Determine how many lines in the entries below include "this". The reply should be that number and nothing else.

--- --- ---

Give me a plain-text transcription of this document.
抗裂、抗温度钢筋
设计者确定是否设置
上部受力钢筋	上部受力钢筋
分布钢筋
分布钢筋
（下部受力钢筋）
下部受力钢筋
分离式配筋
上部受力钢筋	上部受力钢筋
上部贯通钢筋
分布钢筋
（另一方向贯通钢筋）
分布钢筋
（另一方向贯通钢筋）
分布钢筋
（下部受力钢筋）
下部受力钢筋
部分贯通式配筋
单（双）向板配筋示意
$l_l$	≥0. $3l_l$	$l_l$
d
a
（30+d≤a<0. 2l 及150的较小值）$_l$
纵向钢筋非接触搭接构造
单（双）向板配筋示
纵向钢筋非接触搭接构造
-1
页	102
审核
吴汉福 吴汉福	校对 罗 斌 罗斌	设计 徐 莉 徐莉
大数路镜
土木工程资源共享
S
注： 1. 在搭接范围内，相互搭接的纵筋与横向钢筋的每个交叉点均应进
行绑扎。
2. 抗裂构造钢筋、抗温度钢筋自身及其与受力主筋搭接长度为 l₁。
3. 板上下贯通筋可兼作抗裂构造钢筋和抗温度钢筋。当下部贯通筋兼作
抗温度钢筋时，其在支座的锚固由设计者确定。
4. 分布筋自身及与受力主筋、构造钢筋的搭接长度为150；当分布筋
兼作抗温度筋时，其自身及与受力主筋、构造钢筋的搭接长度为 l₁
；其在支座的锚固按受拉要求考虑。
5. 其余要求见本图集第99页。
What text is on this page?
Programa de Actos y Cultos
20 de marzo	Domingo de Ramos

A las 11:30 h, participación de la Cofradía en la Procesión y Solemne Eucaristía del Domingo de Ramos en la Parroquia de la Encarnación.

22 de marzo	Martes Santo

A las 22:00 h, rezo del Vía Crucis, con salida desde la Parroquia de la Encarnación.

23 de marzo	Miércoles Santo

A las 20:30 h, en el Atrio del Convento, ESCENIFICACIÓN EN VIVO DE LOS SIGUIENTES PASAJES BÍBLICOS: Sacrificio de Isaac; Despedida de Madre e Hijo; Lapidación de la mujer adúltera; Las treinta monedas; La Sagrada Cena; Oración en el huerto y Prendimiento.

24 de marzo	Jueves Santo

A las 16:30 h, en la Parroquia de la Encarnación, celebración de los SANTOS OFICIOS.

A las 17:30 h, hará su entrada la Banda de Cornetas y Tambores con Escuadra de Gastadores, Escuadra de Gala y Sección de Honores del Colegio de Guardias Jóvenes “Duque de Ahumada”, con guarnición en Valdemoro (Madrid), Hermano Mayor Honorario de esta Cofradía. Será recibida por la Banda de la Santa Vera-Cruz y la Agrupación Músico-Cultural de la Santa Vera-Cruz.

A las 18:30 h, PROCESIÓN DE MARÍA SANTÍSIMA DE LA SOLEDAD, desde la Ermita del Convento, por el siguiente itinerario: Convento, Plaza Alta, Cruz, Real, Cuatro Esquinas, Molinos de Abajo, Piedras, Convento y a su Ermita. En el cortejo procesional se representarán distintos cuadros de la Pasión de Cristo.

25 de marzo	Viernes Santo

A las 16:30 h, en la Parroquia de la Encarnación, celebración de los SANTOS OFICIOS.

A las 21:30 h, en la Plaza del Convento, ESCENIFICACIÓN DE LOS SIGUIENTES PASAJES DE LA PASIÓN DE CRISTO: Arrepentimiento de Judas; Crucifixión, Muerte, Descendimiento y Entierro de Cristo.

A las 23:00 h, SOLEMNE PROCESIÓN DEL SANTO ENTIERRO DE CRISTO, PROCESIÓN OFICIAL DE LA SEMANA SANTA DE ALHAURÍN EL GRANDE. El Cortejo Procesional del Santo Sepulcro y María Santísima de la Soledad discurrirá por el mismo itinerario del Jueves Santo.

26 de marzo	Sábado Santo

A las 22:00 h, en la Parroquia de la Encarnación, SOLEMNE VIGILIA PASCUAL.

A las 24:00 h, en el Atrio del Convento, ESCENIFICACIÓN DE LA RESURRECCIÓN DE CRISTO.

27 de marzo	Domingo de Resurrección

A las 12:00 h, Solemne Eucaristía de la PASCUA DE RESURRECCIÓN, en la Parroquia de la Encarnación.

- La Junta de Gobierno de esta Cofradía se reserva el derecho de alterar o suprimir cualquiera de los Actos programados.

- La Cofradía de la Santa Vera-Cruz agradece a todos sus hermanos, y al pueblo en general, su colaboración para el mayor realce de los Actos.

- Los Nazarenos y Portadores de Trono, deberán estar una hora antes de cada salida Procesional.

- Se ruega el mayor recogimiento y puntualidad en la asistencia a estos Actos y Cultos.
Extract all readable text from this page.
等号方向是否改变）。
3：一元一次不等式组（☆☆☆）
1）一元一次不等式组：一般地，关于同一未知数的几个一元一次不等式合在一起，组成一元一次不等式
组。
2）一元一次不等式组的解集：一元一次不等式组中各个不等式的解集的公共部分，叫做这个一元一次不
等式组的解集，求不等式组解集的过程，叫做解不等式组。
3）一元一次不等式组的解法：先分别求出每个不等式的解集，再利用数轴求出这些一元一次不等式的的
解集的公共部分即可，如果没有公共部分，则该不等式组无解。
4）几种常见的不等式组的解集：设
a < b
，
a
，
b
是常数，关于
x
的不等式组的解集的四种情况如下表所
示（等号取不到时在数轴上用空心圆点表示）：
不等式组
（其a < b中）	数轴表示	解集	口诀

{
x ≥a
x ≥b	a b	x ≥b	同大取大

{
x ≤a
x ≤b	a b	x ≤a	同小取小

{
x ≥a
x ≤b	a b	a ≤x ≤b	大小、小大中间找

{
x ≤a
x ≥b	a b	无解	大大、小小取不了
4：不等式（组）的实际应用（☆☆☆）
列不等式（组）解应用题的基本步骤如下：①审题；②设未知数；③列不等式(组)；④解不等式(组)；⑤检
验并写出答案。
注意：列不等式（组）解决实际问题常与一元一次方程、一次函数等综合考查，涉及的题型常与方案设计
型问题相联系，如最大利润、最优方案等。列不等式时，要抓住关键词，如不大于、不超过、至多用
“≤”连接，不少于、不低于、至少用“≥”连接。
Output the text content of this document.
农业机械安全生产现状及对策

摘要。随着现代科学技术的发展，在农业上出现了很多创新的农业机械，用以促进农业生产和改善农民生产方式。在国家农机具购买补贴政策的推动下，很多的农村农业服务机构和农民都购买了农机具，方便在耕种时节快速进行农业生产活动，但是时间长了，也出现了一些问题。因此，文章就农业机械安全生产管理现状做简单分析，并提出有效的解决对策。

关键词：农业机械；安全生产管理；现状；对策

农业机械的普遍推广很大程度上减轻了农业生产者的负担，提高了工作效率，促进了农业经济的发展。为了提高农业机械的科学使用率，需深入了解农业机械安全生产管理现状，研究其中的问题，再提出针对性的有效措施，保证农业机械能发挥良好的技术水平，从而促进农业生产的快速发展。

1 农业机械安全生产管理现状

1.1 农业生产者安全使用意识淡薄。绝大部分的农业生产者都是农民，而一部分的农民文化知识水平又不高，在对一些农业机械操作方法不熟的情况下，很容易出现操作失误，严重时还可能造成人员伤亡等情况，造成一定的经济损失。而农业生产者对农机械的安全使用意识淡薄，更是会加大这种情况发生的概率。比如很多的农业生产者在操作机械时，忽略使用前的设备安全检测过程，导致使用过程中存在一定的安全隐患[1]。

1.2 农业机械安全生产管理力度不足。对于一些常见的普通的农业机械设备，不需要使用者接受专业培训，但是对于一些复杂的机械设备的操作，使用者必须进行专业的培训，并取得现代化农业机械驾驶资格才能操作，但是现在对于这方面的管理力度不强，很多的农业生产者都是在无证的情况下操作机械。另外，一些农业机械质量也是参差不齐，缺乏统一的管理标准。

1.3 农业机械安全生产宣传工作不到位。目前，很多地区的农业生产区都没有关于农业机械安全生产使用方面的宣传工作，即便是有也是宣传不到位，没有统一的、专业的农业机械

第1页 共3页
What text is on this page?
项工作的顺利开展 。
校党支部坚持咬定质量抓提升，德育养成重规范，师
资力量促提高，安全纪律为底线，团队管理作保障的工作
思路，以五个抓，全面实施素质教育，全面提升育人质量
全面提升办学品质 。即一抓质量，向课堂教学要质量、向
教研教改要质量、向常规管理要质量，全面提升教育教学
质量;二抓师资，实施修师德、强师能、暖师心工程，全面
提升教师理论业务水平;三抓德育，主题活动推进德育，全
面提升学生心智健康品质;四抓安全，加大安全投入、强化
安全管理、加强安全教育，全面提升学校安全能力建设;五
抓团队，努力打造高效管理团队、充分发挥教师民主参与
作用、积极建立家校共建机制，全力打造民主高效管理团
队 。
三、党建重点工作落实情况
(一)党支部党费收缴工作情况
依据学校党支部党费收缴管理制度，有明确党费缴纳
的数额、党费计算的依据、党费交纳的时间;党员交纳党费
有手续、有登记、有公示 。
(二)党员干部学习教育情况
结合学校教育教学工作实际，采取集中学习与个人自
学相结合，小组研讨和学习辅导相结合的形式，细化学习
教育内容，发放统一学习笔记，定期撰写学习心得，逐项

--- --- ---

--- Task output ---
5